RECORDS FOR PROCESSING –

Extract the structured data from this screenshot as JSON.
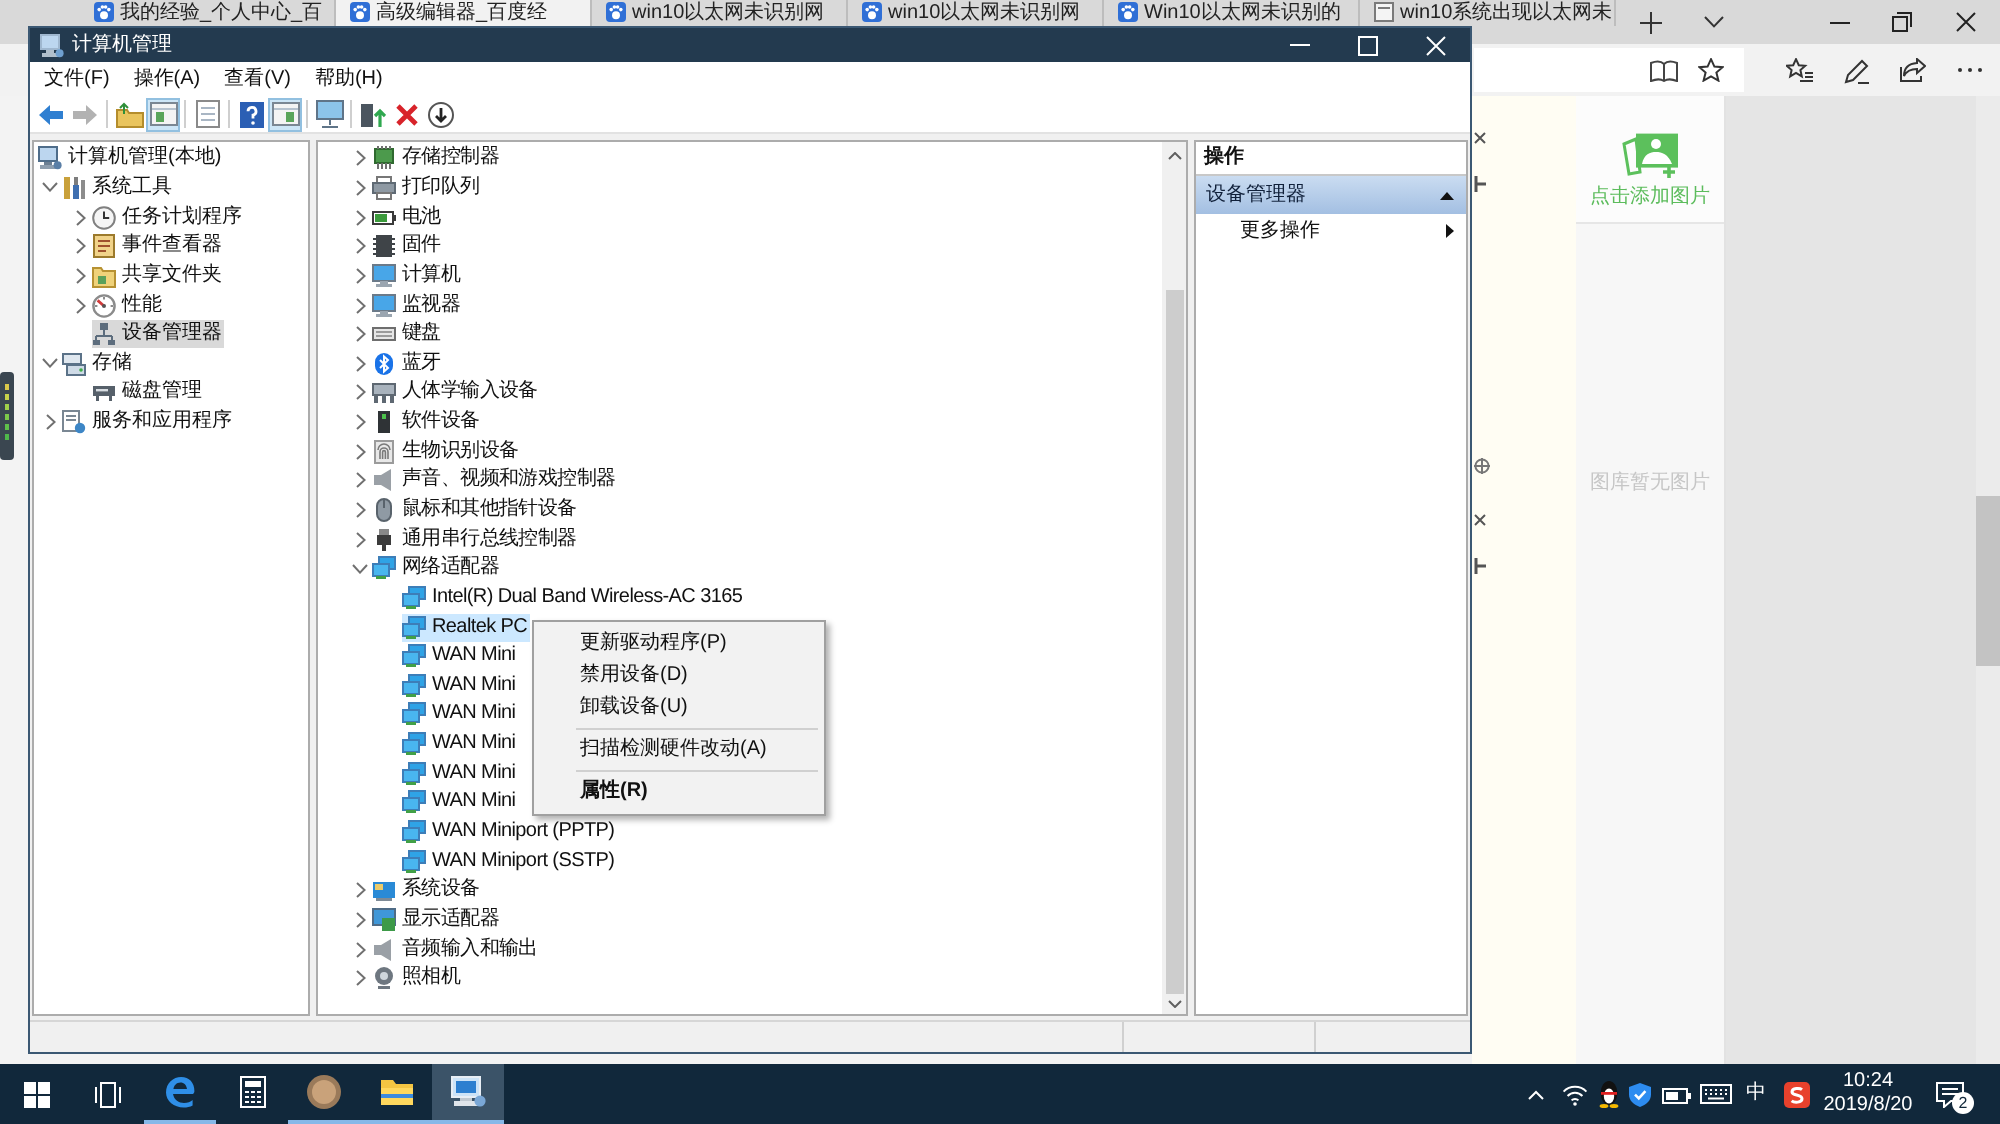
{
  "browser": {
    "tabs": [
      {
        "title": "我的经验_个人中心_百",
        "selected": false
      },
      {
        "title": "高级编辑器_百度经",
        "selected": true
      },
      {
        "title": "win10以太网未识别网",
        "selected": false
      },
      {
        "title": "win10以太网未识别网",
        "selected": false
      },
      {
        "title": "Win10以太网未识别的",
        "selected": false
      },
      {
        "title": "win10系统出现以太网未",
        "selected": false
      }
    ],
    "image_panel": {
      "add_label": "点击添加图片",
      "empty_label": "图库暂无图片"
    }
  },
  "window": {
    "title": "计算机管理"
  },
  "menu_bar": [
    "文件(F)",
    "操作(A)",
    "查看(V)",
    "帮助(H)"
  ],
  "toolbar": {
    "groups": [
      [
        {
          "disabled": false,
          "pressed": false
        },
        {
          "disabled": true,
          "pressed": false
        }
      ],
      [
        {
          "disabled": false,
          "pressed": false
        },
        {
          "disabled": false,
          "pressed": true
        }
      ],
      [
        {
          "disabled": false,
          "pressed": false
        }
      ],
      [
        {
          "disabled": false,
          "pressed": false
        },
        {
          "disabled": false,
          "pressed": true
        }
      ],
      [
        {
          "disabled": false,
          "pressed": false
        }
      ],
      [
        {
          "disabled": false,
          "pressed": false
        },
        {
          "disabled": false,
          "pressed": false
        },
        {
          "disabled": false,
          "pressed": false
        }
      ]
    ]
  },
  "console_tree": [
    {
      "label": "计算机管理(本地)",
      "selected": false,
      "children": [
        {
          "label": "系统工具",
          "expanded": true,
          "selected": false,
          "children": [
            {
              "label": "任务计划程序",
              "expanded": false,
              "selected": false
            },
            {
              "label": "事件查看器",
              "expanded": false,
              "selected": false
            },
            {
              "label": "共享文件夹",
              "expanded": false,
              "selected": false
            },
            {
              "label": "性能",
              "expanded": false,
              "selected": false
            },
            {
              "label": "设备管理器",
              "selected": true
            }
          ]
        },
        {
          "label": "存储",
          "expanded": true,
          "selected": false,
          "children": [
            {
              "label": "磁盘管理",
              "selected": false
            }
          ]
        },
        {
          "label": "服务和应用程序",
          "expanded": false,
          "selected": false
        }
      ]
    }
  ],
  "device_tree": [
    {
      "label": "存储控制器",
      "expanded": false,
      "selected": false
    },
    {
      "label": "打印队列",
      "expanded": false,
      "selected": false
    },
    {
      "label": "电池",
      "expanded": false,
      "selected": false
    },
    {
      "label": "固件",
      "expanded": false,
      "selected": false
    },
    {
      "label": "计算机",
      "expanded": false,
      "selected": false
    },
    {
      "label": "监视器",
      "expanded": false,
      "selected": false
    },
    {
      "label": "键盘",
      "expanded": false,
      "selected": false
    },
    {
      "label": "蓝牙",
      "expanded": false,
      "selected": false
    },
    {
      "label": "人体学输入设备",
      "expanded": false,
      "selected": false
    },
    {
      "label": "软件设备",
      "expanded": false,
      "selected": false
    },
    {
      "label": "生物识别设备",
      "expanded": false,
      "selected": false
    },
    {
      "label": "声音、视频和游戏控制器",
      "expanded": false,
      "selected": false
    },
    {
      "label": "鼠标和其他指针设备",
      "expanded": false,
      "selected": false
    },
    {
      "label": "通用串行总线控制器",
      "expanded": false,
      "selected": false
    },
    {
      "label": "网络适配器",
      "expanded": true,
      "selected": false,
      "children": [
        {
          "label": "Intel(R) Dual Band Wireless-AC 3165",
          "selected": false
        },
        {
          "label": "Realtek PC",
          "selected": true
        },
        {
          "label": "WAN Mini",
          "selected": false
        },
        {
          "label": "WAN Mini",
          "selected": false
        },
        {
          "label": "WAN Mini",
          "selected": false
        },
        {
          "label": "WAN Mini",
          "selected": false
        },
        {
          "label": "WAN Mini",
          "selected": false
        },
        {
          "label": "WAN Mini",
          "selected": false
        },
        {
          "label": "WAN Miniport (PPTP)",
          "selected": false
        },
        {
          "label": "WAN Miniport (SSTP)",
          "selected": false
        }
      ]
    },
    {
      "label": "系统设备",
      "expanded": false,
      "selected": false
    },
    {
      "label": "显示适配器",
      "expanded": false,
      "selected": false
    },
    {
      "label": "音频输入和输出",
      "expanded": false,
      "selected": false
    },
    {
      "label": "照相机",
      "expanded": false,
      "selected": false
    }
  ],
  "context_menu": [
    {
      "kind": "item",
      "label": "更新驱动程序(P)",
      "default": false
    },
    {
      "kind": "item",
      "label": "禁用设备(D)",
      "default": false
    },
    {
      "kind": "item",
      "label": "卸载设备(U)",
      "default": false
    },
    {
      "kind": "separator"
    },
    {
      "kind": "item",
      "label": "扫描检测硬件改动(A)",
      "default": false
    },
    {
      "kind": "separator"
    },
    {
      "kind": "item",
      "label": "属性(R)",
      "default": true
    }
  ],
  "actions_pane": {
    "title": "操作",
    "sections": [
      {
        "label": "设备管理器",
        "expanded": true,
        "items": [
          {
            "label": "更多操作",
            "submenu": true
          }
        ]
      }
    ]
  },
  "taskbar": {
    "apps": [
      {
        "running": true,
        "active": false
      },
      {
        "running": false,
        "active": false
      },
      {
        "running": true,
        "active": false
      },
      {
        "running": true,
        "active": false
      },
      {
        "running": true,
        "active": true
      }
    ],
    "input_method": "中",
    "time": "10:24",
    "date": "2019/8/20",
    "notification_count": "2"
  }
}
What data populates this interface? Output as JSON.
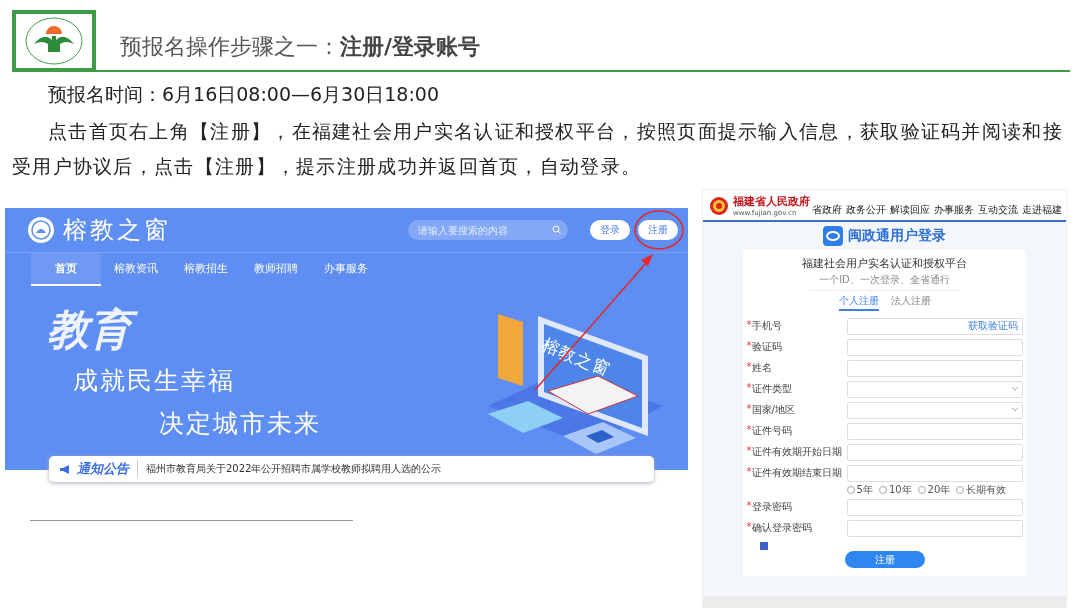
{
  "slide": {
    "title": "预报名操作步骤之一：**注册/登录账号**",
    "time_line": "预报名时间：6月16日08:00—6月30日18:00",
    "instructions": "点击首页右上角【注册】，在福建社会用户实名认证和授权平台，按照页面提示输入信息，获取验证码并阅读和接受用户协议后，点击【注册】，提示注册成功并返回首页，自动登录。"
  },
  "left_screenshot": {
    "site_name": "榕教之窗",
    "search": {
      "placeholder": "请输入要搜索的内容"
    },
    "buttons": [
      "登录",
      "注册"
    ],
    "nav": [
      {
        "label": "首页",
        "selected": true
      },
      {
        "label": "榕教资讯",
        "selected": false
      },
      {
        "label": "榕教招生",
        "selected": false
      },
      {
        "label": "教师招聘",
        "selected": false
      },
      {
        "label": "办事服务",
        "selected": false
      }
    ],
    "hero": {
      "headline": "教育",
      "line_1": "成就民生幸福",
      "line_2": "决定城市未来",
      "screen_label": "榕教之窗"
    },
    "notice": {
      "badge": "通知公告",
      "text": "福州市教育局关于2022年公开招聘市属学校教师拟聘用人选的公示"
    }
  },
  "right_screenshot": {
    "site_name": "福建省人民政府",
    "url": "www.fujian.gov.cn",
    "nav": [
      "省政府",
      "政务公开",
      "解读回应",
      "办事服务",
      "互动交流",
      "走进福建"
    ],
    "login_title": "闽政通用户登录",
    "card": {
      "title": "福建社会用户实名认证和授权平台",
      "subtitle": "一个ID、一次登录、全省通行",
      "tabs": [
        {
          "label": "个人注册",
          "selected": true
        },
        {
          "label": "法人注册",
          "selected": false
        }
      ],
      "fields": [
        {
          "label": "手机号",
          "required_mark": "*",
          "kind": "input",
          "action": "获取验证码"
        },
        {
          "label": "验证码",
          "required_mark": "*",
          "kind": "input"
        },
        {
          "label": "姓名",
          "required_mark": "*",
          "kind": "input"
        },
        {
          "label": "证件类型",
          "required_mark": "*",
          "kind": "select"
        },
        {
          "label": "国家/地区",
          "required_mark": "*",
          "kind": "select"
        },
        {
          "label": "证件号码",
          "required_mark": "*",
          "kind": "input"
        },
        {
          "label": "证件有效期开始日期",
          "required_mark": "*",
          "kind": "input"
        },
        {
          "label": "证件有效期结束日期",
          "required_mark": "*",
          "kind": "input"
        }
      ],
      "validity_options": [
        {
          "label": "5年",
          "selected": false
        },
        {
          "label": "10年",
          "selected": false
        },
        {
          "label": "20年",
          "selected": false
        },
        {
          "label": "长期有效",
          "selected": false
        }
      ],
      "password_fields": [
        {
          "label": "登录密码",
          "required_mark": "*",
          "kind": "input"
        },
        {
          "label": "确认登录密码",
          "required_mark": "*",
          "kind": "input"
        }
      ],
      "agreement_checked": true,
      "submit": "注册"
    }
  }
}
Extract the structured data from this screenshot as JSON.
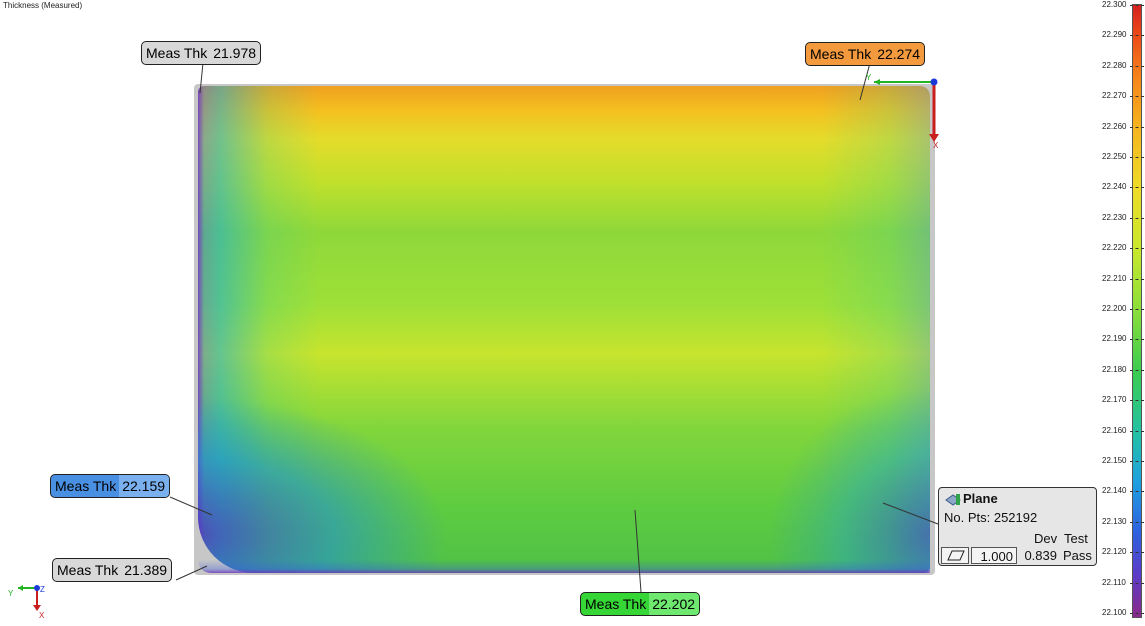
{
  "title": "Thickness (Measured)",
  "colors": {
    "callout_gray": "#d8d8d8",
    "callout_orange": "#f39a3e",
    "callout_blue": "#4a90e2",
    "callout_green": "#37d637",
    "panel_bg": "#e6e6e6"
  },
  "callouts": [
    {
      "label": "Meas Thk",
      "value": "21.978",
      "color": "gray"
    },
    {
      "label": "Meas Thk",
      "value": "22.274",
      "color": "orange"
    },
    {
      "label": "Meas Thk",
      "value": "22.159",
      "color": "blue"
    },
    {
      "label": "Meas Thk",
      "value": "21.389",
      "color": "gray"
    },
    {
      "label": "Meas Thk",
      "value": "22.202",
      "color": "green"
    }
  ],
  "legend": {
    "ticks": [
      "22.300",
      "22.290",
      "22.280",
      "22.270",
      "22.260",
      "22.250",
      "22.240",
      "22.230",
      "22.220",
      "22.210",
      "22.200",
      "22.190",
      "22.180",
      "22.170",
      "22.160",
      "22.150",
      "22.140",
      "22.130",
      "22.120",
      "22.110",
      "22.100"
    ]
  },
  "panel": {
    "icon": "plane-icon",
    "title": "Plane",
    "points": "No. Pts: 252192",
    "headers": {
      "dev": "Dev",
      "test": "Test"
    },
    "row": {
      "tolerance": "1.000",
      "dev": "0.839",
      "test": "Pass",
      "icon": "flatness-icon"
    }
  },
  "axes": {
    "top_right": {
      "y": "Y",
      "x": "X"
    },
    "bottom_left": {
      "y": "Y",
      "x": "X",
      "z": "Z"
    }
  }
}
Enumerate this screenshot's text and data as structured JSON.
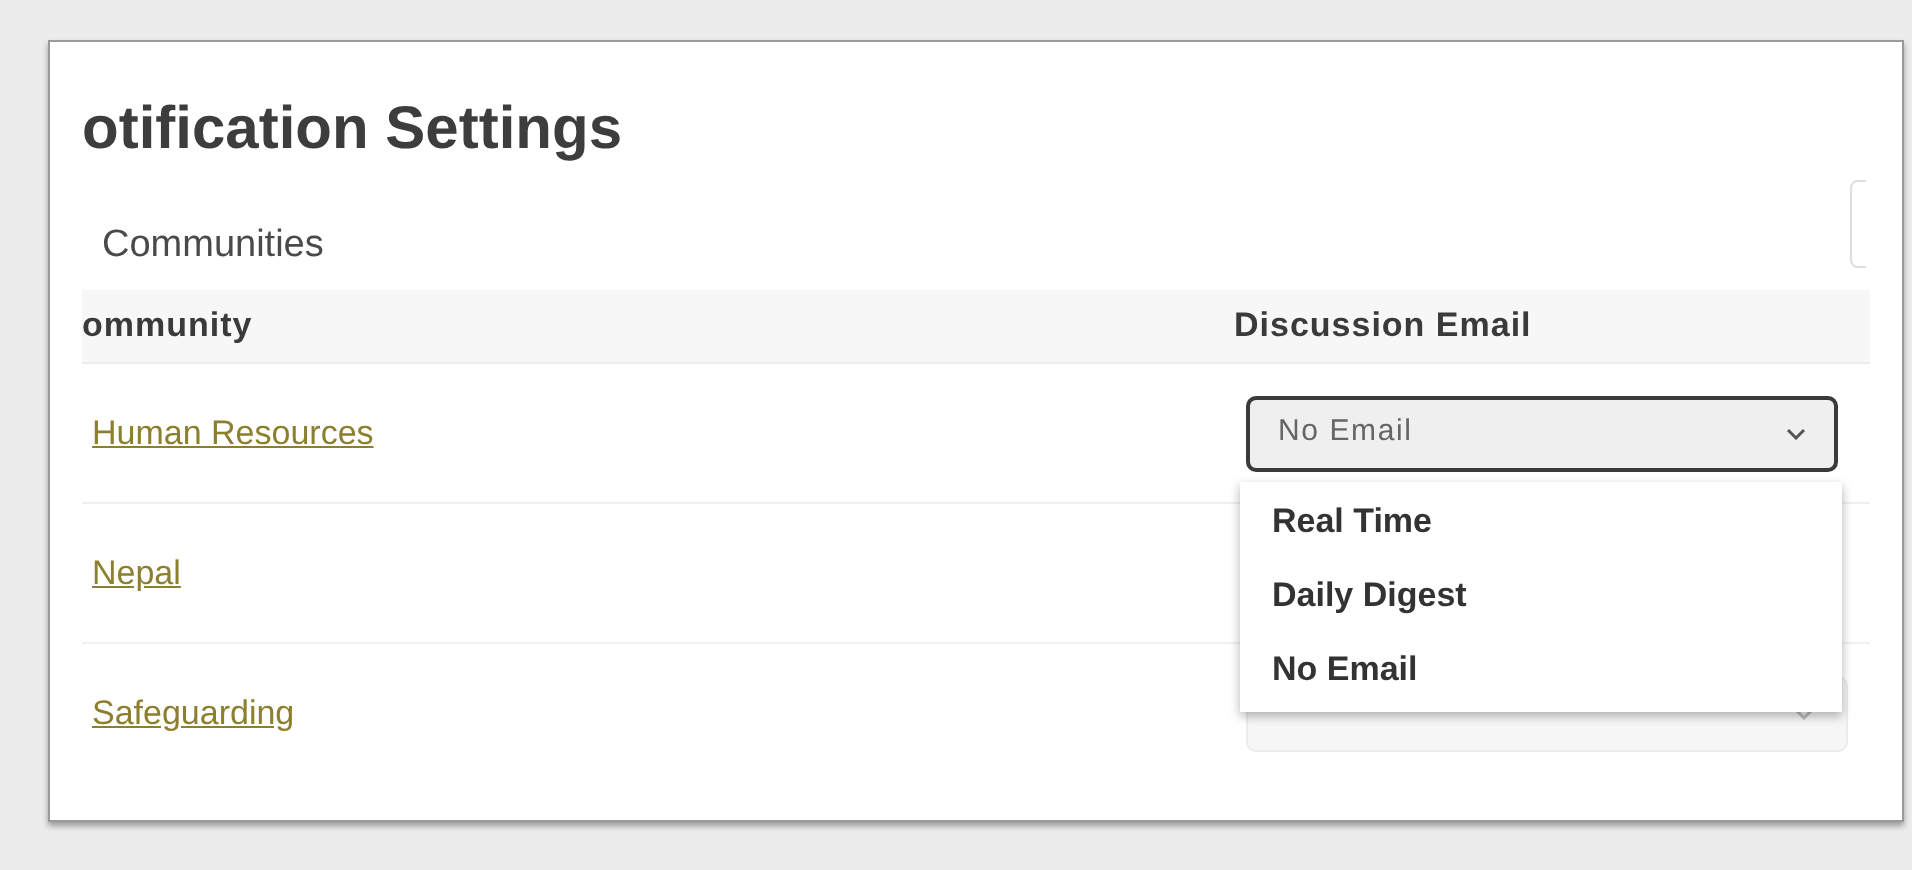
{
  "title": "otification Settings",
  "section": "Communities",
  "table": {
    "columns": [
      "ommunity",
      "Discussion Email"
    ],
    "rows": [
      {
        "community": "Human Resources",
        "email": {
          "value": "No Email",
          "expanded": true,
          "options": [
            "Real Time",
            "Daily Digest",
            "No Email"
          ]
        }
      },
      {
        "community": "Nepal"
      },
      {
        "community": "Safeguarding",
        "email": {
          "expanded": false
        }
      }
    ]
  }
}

DIRECTIVE –
Exactly the lines from the one with "Enumerate this screenshot's" through the end of the records should be written out, and only those. Pictures do not belong in the copy.

RESULT BELOW –
Enumerate this screenshot's text and data as structured JSON.
{
  "title": "otification Settings",
  "section": "Communities",
  "table": {
    "columns": [
      "ommunity",
      "Discussion Email"
    ],
    "rows": [
      {
        "community": "Human Resources",
        "email": {
          "value": "No Email",
          "expanded": true,
          "options": [
            "Real Time",
            "Daily Digest",
            "No Email"
          ]
        }
      },
      {
        "community": "Nepal"
      },
      {
        "community": "Safeguarding",
        "email": {
          "expanded": false
        }
      }
    ]
  }
}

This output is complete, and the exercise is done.